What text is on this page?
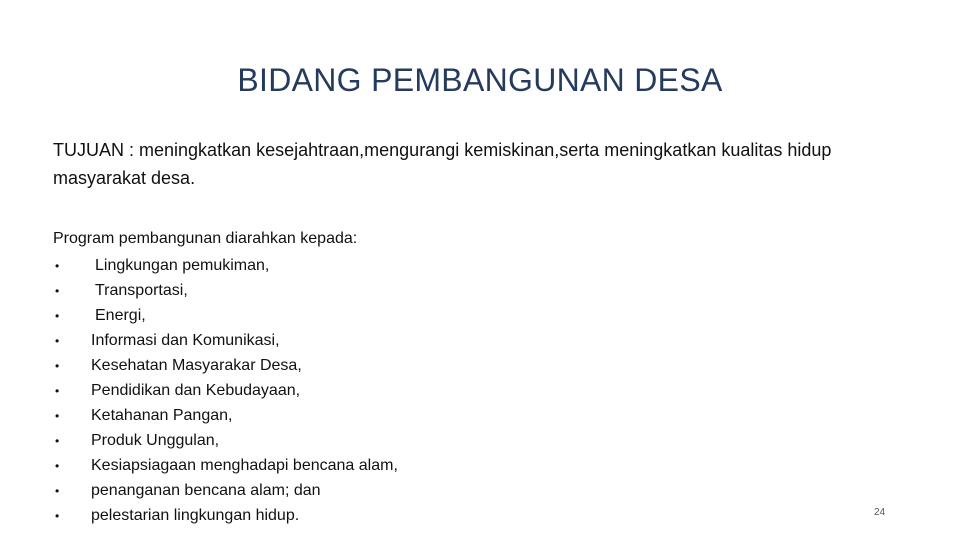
BIDANG PEMBANGUNAN DESA
TUJUAN : meningkatkan kesejahtraan,mengurangi kemiskinan,serta meningkatkan kualitas hidup masyarakat desa.
Program pembangunan diarahkan kepada:
• Lingkungan pemukiman,
• Transportasi,
• Energi,
• Informasi dan Komunikasi,
• Kesehatan Masyarakar Desa,
• Pendidikan dan Kebudayaan,
• Ketahanan Pangan,
• Produk Unggulan,
• Kesiapsiagaan menghadapi bencana alam,
• penanganan bencana alam; dan
• pelestarian lingkungan hidup.	24
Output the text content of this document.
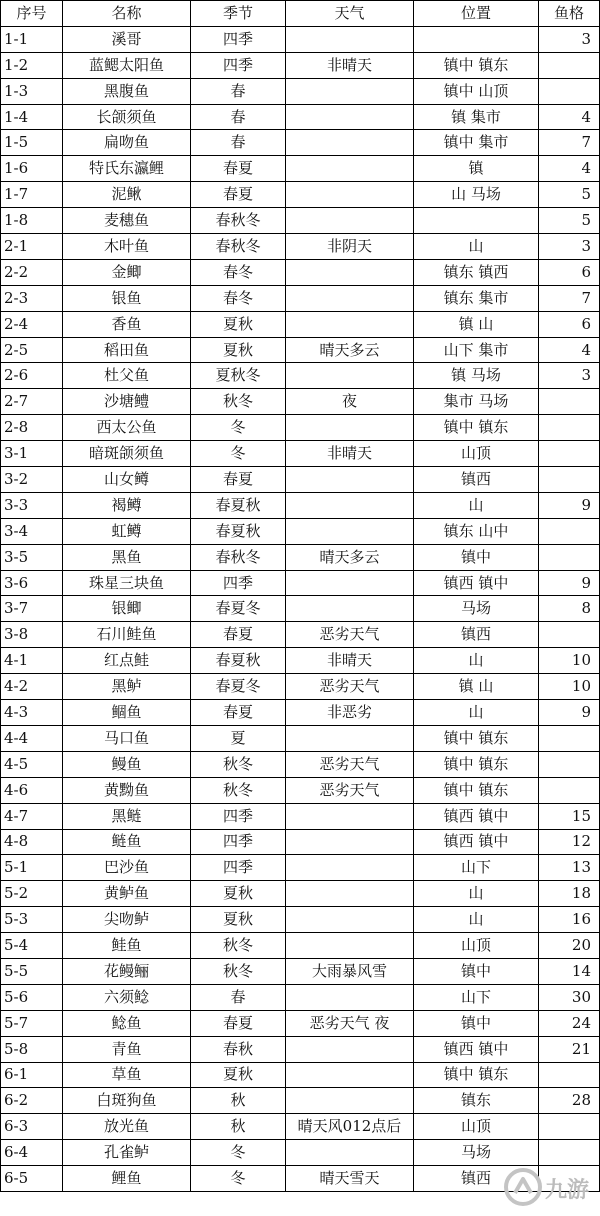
序号	名称	季节	天气	位置	鱼格
1-1	溪哥	四季			3
1-2	蓝鳃太阳鱼	四季	非晴天	镇中 镇东	
1-3	黑腹鱼	春		镇中 山顶	
1-4	长颌须鱼	春		镇 集市	4
1-5	扁吻鱼	春		镇中 集市	7
1-6	特氏东瀛鲤	春夏		镇	4
1-7	泥鳅	春夏		山 马场	5
1-8	麦穗鱼	春秋冬			5
2-1	木叶鱼	春秋冬	非阴天	山	3
2-2	金鲫	春冬		镇东 镇西	6
2-3	银鱼	春冬		镇东 集市	7
2-4	香鱼	夏秋		镇 山	6
2-5	稻田鱼	夏秋	晴天多云	山下 集市	4
2-6	杜父鱼	夏秋冬		镇 马场	3
2-7	沙塘鳢	秋冬	夜	集市 马场	
2-8	西太公鱼	冬		镇中 镇东	
3-1	暗斑颌须鱼	冬	非晴天	山顶	
3-2	山女鳟	春夏		镇西	
3-3	褐鳟	春夏秋		山	9
3-4	虹鳟	春夏秋		镇东 山中	
3-5	黑鱼	春秋冬	晴天多云	镇中	
3-6	珠星三块鱼	四季		镇西 镇中	9
3-7	银鲫	春夏冬		马场	8
3-8	石川鲑鱼	春夏	恶劣天气	镇西	
4-1	红点鲑	春夏秋	非晴天	山	10
4-2	黑鲈	春夏冬	恶劣天气	镇 山	10
4-3	鲴鱼	春夏	非恶劣	山	9
4-4	马口鱼	夏		镇中 镇东	
4-5	鳗鱼	秋冬	恶劣天气	镇中 镇东	
4-6	黄黝鱼	秋冬	恶劣天气	镇中 镇东	
4-7	黑鲢	四季		镇西 镇中	15
4-8	鲢鱼	四季		镇西 镇中	12
5-1	巴沙鱼	四季		山下	13
5-2	黄鲈鱼	夏秋		山	18
5-3	尖吻鲈	夏秋		山	16
5-4	鲑鱼	秋冬		山顶	20
5-5	花鳗鲡	秋冬	大雨暴风雪	镇中	14
5-6	六须鲶	春		山下	30
5-7	鲶鱼	春夏	恶劣天气 夜	镇中	24
5-8	青鱼	春秋		镇西 镇中	21
6-1	草鱼	夏秋		镇中 镇东	
6-2	白斑狗鱼	秋		镇东	28
6-3	放光鱼	秋	晴天风012点后	山顶	
6-4	孔雀鲈	冬		马场	
6-5	鲤鱼	冬	晴天雪天	镇西	九游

------------

[Given problem] Restate each entry word for word, leaving out any pictures.

[Reply]
What text is on this page?
BIDANG PEMBANGUNAN DESA
TUJUAN : meningkatkan kesejahtraan,mengurangi kemiskinan,serta meningkatkan kualitas hidup masyarakat desa.
Program pembangunan diarahkan kepada:
• Lingkungan pemukiman,
• Transportasi,
• Energi,
• Informasi dan Komunikasi,
• Kesehatan Masyarakar Desa,
• Pendidikan dan Kebudayaan,
• Ketahanan Pangan,
• Produk Unggulan,
• Kesiapsiagaan menghadapi bencana alam,
• penanganan bencana alam; dan
• pelestarian lingkungan hidup.	24
Output the text content of this document.
序号	名称	季节	天气	位置	鱼格
1-1	溪哥	四季			3
1-2	蓝鳃太阳鱼	四季	非晴天	镇中 镇东	
1-3	黑腹鱼	春		镇中 山顶	
1-4	长颌须鱼	春		镇 集市	4
1-5	扁吻鱼	春		镇中 集市	7
1-6	特氏东瀛鲤	春夏		镇	4
1-7	泥鳅	春夏		山 马场	5
1-8	麦穗鱼	春秋冬			5
2-1	木叶鱼	春秋冬	非阴天	山	3
2-2	金鲫	春冬		镇东 镇西	6
2-3	银鱼	春冬		镇东 集市	7
2-4	香鱼	夏秋		镇 山	6
2-5	稻田鱼	夏秋	晴天多云	山下 集市	4
2-6	杜父鱼	夏秋冬		镇 马场	3
2-7	沙塘鳢	秋冬	夜	集市 马场	
2-8	西太公鱼	冬		镇中 镇东	
3-1	暗斑颌须鱼	冬	非晴天	山顶	
3-2	山女鳟	春夏		镇西	
3-3	褐鳟	春夏秋		山	9
3-4	虹鳟	春夏秋		镇东 山中	
3-5	黑鱼	春秋冬	晴天多云	镇中	
3-6	珠星三块鱼	四季		镇西 镇中	9
3-7	银鲫	春夏冬		马场	8
3-8	石川鲑鱼	春夏	恶劣天气	镇西	
4-1	红点鲑	春夏秋	非晴天	山	10
4-2	黑鲈	春夏冬	恶劣天气	镇 山	10
4-3	鲴鱼	春夏	非恶劣	山	9
4-4	马口鱼	夏		镇中 镇东	
4-5	鳗鱼	秋冬	恶劣天气	镇中 镇东	
4-6	黄黝鱼	秋冬	恶劣天气	镇中 镇东	
4-7	黑鲢	四季		镇西 镇中	15
4-8	鲢鱼	四季		镇西 镇中	12
5-1	巴沙鱼	四季		山下	13
5-2	黄鲈鱼	夏秋		山	18
5-3	尖吻鲈	夏秋		山	16
5-4	鲑鱼	秋冬		山顶	20
5-5	花鳗鲡	秋冬	大雨暴风雪	镇中	14
5-6	六须鲶	春		山下	30
5-7	鲶鱼	春夏	恶劣天气 夜	镇中	24
5-8	青鱼	春秋		镇西 镇中	21
6-1	草鱼	夏秋		镇中 镇东	
6-2	白斑狗鱼	秋		镇东	28
6-3	放光鱼	秋	晴天风012点后	山顶	
6-4	孔雀鲈	冬		马场	
6-5	鲤鱼	冬	晴天雪天	镇西	九游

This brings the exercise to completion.